_AIM OF THE EXERCISE_.
Answer these questions from the abstract on G protein defects below, one per line:
1. What structural feature is common to the G protein-coupled receptor superfamily?
2. What does the intrinsic GTPase activity of a G protein do?
3. In which receptors have missense mutations causing constitutive receptor activation been identified?

_SELECTED EXTRACT_.

Defects in G protein-coupled signal transduction in human disease

Abstract

G proteins couple receptors for many hormones and neurotransmitters to effectors that regulate second messenger metabolism. G protein-coupled receptors comprise a superfamily with the common structural feature of a single polypeptide with seven membrane-spanning domains. G proteins themselves are heterotrimers with an alpha subunit that binds guanine nucleotides. In the basal state, G proteins tightly bind GDP; receptor activation allows exchange of bound GDP for GTP that activates the G protein and causes it to modulate effector activity. An intrinsic GTPase activity hydrolyzes bound GTP to GDP thereby deactivating the G protein. The effects (cholera, whooping cough) of bacterial toxins that target G proteins for covalent modification signal the potential importance of G protein dysfunction as a cause of human disease. Conceptually, G protein dysfunction could involve gain or loss of function. For Gs, examples of both types have already been defined. Mutations in G protein-coupled receptors have also been identified in several human diseases. Germline loss of function mutations in rhodopsin, cone opsins, the V2 vasopressin receptor, ACTH receptor, and calcium-sensing receptor are responsible for retinitis pigmentosa, color blindness, nephrogenic diabetes insipidus, familial ACTH resistance, and familial hypocalciuric hypercalcemia, respectively. Missense mutations that cause constitutive receptor activation have been identified in the TSH and LH receptors.

_DATA SHOWN_.
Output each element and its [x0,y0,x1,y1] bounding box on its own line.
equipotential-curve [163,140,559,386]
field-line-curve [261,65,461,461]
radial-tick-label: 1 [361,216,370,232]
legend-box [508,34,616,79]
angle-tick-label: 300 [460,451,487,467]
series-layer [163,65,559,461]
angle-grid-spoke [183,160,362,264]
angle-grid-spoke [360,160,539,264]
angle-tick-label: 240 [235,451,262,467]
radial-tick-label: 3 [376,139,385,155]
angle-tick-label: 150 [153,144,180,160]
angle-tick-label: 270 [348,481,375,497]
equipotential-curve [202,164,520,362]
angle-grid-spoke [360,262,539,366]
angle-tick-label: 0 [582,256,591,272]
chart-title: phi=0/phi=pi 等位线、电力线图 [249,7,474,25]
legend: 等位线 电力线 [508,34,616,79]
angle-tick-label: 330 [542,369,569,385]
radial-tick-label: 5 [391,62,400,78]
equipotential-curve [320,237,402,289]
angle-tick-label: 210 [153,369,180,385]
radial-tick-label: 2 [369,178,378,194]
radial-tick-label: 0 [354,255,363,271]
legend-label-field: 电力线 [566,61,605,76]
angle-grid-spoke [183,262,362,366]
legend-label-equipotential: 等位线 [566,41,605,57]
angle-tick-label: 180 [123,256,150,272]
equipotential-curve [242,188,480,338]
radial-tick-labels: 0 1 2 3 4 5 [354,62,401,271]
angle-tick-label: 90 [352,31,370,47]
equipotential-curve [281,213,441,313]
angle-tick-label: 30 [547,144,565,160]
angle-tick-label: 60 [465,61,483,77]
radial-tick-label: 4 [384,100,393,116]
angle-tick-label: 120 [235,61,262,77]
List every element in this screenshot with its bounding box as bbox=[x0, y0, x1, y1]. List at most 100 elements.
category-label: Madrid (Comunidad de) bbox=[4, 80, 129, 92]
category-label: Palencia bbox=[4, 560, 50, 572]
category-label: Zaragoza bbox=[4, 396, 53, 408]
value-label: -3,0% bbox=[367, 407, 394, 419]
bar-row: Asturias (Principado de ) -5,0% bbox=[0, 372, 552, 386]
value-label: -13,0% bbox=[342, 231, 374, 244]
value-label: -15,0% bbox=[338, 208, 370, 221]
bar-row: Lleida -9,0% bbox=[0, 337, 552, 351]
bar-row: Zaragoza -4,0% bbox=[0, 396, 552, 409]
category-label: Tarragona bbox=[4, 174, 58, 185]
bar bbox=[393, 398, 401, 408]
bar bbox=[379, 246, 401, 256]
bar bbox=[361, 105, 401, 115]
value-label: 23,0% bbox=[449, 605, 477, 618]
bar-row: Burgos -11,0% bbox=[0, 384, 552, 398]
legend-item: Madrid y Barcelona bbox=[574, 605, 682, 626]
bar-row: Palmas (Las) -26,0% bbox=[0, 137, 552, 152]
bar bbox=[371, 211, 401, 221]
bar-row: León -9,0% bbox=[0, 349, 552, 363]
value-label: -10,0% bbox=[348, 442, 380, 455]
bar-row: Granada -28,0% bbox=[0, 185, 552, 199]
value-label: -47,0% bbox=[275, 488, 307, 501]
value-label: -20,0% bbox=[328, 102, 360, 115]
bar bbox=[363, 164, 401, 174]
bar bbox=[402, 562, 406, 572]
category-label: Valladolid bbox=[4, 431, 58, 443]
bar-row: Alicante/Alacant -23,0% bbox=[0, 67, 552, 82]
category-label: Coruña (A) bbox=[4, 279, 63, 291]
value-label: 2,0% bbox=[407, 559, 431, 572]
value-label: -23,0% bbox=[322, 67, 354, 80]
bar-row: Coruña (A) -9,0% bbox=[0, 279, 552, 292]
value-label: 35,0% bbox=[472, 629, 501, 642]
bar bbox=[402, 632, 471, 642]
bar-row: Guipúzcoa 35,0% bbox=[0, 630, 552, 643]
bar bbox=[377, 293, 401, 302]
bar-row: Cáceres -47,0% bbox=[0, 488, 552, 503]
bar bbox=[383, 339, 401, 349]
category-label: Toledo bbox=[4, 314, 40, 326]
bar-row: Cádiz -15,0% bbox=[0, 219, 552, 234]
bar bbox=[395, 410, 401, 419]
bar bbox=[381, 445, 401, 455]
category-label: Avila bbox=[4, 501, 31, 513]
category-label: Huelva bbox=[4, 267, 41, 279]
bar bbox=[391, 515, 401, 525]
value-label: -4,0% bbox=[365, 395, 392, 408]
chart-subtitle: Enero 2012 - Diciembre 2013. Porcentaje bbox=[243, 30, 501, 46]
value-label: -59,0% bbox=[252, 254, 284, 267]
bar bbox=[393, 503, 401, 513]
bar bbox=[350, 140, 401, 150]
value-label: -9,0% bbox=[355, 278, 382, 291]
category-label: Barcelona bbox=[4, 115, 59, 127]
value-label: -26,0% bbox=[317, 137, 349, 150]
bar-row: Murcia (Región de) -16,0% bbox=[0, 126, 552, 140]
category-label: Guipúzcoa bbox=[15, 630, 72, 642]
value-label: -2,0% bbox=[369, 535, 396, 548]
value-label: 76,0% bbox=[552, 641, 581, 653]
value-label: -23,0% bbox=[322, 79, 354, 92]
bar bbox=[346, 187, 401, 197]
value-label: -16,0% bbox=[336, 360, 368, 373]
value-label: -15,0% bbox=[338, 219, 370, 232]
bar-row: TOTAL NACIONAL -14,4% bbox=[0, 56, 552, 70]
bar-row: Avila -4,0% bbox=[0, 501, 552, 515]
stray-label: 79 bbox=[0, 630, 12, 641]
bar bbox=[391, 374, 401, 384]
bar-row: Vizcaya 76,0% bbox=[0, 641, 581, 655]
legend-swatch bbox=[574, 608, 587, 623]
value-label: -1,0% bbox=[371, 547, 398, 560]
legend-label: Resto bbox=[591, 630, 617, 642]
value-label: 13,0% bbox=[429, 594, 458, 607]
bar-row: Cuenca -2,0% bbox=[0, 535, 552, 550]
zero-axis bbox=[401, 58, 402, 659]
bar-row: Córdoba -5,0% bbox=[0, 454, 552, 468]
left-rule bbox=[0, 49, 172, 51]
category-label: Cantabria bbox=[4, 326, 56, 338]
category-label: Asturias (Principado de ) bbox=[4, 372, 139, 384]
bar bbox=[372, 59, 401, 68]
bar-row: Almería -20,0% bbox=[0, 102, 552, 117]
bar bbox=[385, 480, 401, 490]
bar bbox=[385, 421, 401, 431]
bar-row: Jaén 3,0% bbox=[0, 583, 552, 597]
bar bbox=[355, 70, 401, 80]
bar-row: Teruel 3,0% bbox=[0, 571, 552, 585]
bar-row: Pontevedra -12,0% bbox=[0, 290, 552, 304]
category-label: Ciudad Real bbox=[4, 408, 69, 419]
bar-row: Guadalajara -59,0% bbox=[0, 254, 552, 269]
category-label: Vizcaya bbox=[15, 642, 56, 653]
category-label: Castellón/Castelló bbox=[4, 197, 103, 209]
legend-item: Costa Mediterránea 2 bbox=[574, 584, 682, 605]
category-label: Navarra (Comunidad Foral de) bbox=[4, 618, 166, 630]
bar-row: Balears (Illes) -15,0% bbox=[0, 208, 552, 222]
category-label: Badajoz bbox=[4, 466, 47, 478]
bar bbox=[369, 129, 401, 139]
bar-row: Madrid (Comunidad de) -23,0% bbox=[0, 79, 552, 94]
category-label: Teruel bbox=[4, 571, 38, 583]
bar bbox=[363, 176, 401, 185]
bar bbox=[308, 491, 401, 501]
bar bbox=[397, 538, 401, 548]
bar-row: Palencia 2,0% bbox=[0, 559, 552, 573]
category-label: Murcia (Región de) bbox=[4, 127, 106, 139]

_WORKED SOLUTION_.
1. A single polypeptide with seven membrane-spanning domains.
2. It hydrolyzes bound GTP to GDP, thereby deactivating the G protein.
3. The TSH and LH receptors.